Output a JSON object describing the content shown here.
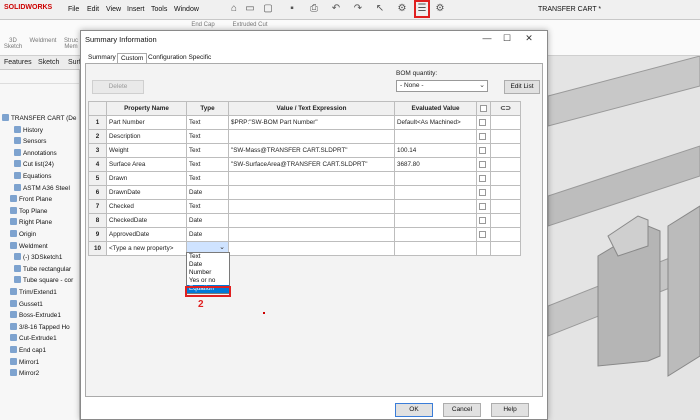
{
  "app": {
    "logo": "SOLIDWORKS",
    "menus": [
      "File",
      "Edit",
      "View",
      "Insert",
      "Tools",
      "Window"
    ],
    "window_title": "TRANSFER CART *"
  },
  "annotations": {
    "marker_1": "1",
    "marker_2": "2"
  },
  "cmdbar": {
    "items": [
      "3D Sketch",
      "Weldment",
      "Struc Mem",
      "End Cap",
      "Extruded Cut"
    ]
  },
  "left_tabs": [
    "Features",
    "Sketch",
    "Surf"
  ],
  "tree": {
    "items": [
      "TRANSFER CART (De",
      "History",
      "Sensors",
      "Annotations",
      "Cut list(24)",
      "Equations",
      "ASTM A36 Steel",
      "Front Plane",
      "Top Plane",
      "Right Plane",
      "Origin",
      "Weldment",
      "(-) 3DSketch1",
      "Tube rectangular",
      "Tube square - cor",
      "Trim/Extend1",
      "Gusset1",
      "Boss-Extrude1",
      "3/8-16 Tapped Ho",
      "Cut-Extrude1",
      "End cap1",
      "Mirror1",
      "Mirror2"
    ]
  },
  "dialog": {
    "title": "Summary Information",
    "tabs": [
      "Summary",
      "Custom",
      "Configuration Specific"
    ],
    "delete_label": "Delete",
    "bom_label": "BOM quantity:",
    "bom_value": "- None -",
    "edit_list_label": "Edit List",
    "ok_label": "OK",
    "cancel_label": "Cancel",
    "help_label": "Help",
    "columns": [
      "Property Name",
      "Type",
      "Value / Text Expression",
      "Evaluated Value"
    ],
    "rows": [
      {
        "num": "1",
        "name": "Part Number",
        "type": "Text",
        "value": "$PRP:\"SW-BOM Part Number\"",
        "evaluated": "Default<As Machined>"
      },
      {
        "num": "2",
        "name": "Description",
        "type": "Text",
        "value": "",
        "evaluated": ""
      },
      {
        "num": "3",
        "name": "Weight",
        "type": "Text",
        "value": "\"SW-Mass@TRANSFER CART.SLDPRT\"",
        "evaluated": "100.14"
      },
      {
        "num": "4",
        "name": "Surface Area",
        "type": "Text",
        "value": "\"SW-SurfaceArea@TRANSFER CART.SLDPRT\"",
        "evaluated": "3687.80"
      },
      {
        "num": "5",
        "name": "Drawn",
        "type": "Text",
        "value": "",
        "evaluated": ""
      },
      {
        "num": "6",
        "name": "DrawnDate",
        "type": "Date",
        "value": "",
        "evaluated": ""
      },
      {
        "num": "7",
        "name": "Checked",
        "type": "Text",
        "value": "",
        "evaluated": ""
      },
      {
        "num": "8",
        "name": "CheckedDate",
        "type": "Date",
        "value": "",
        "evaluated": ""
      },
      {
        "num": "9",
        "name": "ApprovedDate",
        "type": "Date",
        "value": "",
        "evaluated": ""
      },
      {
        "num": "10",
        "name": "<Type a new property>",
        "type": "",
        "value": "",
        "evaluated": ""
      }
    ],
    "type_options": [
      "Text",
      "Date",
      "Number",
      "Yes or no",
      "Equation"
    ],
    "type_selected": "Equation"
  }
}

****************************************

● **What you should do**:
Any pictures should be dropped; transcribe the rest of the records above exactly.

● **Reply**:
Output a JSON object describing the content shown here.
{
  "app": {
    "logo": "SOLIDWORKS",
    "menus": [
      "File",
      "Edit",
      "View",
      "Insert",
      "Tools",
      "Window"
    ],
    "window_title": "TRANSFER CART *"
  },
  "annotations": {
    "marker_1": "1",
    "marker_2": "2"
  },
  "cmdbar": {
    "items": [
      "3D Sketch",
      "Weldment",
      "Struc Mem",
      "End Cap",
      "Extruded Cut"
    ]
  },
  "left_tabs": [
    "Features",
    "Sketch",
    "Surf"
  ],
  "tree": {
    "items": [
      "TRANSFER CART (De",
      "History",
      "Sensors",
      "Annotations",
      "Cut list(24)",
      "Equations",
      "ASTM A36 Steel",
      "Front Plane",
      "Top Plane",
      "Right Plane",
      "Origin",
      "Weldment",
      "(-) 3DSketch1",
      "Tube rectangular",
      "Tube square - cor",
      "Trim/Extend1",
      "Gusset1",
      "Boss-Extrude1",
      "3/8-16 Tapped Ho",
      "Cut-Extrude1",
      "End cap1",
      "Mirror1",
      "Mirror2"
    ]
  },
  "dialog": {
    "title": "Summary Information",
    "tabs": [
      "Summary",
      "Custom",
      "Configuration Specific"
    ],
    "delete_label": "Delete",
    "bom_label": "BOM quantity:",
    "bom_value": "- None -",
    "edit_list_label": "Edit List",
    "ok_label": "OK",
    "cancel_label": "Cancel",
    "help_label": "Help",
    "columns": [
      "Property Name",
      "Type",
      "Value / Text Expression",
      "Evaluated Value"
    ],
    "rows": [
      {
        "num": "1",
        "name": "Part Number",
        "type": "Text",
        "value": "$PRP:\"SW-BOM Part Number\"",
        "evaluated": "Default<As Machined>"
      },
      {
        "num": "2",
        "name": "Description",
        "type": "Text",
        "value": "",
        "evaluated": ""
      },
      {
        "num": "3",
        "name": "Weight",
        "type": "Text",
        "value": "\"SW-Mass@TRANSFER CART.SLDPRT\"",
        "evaluated": "100.14"
      },
      {
        "num": "4",
        "name": "Surface Area",
        "type": "Text",
        "value": "\"SW-SurfaceArea@TRANSFER CART.SLDPRT\"",
        "evaluated": "3687.80"
      },
      {
        "num": "5",
        "name": "Drawn",
        "type": "Text",
        "value": "",
        "evaluated": ""
      },
      {
        "num": "6",
        "name": "DrawnDate",
        "type": "Date",
        "value": "",
        "evaluated": ""
      },
      {
        "num": "7",
        "name": "Checked",
        "type": "Text",
        "value": "",
        "evaluated": ""
      },
      {
        "num": "8",
        "name": "CheckedDate",
        "type": "Date",
        "value": "",
        "evaluated": ""
      },
      {
        "num": "9",
        "name": "ApprovedDate",
        "type": "Date",
        "value": "",
        "evaluated": ""
      },
      {
        "num": "10",
        "name": "<Type a new property>",
        "type": "",
        "value": "",
        "evaluated": ""
      }
    ],
    "type_options": [
      "Text",
      "Date",
      "Number",
      "Yes or no",
      "Equation"
    ],
    "type_selected": "Equation"
  }
}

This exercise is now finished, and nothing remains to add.